[Stored items]
((

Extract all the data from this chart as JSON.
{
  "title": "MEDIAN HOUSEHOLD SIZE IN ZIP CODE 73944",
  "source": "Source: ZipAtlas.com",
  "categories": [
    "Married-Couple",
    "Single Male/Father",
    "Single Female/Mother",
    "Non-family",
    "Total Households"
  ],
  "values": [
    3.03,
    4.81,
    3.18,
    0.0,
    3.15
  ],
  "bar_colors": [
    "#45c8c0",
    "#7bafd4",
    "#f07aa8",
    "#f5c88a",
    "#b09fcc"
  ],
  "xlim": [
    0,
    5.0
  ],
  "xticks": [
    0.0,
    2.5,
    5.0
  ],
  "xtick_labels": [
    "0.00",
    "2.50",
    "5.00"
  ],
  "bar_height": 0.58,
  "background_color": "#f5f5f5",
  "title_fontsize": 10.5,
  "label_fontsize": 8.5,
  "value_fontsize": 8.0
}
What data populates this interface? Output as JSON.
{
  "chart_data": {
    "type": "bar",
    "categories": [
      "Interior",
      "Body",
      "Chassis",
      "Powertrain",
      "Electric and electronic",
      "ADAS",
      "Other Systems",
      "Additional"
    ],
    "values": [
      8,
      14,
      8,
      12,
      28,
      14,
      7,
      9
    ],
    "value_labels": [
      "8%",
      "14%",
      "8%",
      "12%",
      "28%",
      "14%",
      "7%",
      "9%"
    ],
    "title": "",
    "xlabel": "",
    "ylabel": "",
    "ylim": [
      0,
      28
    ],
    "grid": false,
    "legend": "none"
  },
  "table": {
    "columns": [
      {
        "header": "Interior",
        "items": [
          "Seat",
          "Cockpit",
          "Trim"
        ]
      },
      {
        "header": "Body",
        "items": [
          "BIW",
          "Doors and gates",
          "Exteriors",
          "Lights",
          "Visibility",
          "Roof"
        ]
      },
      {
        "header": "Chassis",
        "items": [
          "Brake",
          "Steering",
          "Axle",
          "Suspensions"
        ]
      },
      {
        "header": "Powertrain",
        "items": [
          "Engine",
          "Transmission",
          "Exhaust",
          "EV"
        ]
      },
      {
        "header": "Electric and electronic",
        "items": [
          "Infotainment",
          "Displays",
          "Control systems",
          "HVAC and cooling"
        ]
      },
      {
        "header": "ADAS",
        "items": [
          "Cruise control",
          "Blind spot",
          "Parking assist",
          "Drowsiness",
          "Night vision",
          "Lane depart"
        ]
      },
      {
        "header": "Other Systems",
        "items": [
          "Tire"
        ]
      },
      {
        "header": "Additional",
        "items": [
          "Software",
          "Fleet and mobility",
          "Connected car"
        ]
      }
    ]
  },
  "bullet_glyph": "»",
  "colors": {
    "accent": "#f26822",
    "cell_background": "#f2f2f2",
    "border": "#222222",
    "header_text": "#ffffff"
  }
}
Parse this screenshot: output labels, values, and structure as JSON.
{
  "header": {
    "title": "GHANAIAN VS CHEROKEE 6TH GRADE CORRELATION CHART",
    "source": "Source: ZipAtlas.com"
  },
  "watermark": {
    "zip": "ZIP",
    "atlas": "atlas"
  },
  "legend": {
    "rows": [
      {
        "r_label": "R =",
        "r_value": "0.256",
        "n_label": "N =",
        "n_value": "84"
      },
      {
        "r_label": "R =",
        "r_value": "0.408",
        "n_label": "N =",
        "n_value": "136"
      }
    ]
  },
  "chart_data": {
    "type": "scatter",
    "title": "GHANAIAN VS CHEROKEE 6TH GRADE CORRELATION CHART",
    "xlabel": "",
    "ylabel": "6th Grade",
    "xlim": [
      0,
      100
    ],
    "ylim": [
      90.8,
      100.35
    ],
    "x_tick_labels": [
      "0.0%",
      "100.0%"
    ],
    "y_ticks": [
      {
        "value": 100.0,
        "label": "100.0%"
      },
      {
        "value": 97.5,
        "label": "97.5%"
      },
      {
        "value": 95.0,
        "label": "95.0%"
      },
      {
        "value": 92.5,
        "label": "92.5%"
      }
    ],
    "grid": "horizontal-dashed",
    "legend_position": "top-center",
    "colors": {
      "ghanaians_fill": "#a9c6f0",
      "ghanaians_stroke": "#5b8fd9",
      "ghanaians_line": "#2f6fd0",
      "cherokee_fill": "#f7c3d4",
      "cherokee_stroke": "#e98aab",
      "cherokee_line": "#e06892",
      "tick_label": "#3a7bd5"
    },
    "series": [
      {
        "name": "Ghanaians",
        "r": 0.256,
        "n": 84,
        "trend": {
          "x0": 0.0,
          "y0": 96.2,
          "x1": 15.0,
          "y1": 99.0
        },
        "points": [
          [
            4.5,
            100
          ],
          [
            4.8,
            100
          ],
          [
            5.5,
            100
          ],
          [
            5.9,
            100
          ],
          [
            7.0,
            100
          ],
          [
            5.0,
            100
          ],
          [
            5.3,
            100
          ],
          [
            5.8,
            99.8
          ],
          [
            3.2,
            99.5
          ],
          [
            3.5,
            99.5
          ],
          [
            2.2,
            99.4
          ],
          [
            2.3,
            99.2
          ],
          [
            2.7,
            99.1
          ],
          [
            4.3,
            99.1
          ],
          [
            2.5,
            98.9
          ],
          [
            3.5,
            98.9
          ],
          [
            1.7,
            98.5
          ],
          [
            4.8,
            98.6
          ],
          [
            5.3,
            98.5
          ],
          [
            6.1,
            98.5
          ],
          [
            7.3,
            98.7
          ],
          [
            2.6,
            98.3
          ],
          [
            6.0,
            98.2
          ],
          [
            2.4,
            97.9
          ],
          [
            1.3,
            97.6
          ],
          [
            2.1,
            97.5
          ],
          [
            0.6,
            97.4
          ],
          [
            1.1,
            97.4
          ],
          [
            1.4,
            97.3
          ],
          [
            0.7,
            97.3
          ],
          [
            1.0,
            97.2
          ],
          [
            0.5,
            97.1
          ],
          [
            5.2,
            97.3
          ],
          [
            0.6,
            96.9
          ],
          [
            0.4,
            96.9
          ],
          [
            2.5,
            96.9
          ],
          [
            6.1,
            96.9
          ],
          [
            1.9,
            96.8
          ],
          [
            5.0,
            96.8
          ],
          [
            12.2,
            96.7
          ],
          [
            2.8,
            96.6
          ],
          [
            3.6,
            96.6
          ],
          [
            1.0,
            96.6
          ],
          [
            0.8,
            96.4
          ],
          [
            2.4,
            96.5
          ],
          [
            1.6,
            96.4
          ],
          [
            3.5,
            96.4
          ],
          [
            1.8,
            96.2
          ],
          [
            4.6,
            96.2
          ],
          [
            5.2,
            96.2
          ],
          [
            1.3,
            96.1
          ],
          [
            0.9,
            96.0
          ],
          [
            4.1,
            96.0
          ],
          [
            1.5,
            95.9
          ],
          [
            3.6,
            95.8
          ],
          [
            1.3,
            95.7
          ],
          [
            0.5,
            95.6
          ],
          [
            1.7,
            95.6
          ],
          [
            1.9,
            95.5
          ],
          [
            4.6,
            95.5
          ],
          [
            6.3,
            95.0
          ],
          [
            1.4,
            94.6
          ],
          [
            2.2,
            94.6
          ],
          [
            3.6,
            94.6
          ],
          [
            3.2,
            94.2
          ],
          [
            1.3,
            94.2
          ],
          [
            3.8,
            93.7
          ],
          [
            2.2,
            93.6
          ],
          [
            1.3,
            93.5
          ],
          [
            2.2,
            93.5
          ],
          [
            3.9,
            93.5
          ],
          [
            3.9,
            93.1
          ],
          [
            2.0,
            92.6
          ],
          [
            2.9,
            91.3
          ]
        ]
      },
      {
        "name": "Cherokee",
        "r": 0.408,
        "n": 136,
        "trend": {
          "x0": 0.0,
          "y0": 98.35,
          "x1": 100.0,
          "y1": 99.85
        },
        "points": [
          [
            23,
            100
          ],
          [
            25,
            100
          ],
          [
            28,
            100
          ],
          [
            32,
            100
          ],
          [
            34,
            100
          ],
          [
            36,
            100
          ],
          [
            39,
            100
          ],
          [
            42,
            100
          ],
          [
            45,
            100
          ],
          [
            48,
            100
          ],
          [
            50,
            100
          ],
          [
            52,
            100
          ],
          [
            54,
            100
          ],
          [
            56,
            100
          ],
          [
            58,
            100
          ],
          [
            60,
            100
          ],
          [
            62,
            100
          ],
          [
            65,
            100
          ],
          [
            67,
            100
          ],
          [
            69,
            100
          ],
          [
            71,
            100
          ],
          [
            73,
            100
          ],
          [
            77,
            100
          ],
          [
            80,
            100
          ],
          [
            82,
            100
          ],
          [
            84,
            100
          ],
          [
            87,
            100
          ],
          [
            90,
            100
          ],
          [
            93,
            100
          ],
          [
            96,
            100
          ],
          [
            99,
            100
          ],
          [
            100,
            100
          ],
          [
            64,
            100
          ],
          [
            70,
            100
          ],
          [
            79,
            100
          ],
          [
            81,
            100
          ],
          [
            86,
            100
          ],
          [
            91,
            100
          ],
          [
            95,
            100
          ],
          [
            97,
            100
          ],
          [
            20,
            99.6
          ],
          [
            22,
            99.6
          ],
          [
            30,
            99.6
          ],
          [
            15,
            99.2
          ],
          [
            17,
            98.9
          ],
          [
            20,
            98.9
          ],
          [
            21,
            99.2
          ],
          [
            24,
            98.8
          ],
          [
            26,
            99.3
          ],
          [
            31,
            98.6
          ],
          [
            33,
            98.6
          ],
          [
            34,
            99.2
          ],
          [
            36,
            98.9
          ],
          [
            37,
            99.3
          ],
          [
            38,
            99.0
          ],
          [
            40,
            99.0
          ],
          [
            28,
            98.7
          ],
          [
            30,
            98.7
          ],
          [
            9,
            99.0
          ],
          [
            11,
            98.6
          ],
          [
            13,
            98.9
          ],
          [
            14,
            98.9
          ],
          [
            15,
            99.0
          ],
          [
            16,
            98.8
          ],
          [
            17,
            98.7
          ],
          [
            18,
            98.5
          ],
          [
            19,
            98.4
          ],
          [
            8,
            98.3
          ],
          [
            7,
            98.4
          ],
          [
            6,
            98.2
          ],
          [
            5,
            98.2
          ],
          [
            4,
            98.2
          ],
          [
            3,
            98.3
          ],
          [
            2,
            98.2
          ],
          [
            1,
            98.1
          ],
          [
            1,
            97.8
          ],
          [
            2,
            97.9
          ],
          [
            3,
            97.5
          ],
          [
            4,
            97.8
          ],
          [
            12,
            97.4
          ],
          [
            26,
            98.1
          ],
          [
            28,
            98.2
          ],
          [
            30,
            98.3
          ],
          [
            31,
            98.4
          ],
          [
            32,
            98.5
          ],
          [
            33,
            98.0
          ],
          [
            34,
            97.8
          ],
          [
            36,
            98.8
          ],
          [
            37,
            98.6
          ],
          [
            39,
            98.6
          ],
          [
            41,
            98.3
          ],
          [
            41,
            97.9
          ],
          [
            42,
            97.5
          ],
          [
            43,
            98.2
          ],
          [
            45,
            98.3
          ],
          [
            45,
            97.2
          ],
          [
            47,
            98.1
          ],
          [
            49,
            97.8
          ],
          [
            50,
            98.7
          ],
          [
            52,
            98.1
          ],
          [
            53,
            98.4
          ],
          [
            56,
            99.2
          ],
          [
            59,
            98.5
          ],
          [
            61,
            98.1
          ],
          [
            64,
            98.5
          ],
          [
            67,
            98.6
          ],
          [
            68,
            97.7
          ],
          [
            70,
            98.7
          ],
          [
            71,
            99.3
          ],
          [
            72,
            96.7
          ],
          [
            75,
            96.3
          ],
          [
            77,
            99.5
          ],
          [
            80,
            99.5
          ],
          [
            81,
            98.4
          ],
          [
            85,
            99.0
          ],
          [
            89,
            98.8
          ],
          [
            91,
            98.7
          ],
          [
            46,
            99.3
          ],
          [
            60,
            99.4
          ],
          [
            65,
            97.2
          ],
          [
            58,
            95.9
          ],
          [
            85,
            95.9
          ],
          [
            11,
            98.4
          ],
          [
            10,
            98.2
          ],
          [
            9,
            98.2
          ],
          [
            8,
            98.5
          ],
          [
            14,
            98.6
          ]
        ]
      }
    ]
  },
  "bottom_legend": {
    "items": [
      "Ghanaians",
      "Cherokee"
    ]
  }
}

))

Problem statement: The answer must consist solely of the number of lines in the entries that contain the word "Single".

Response: 2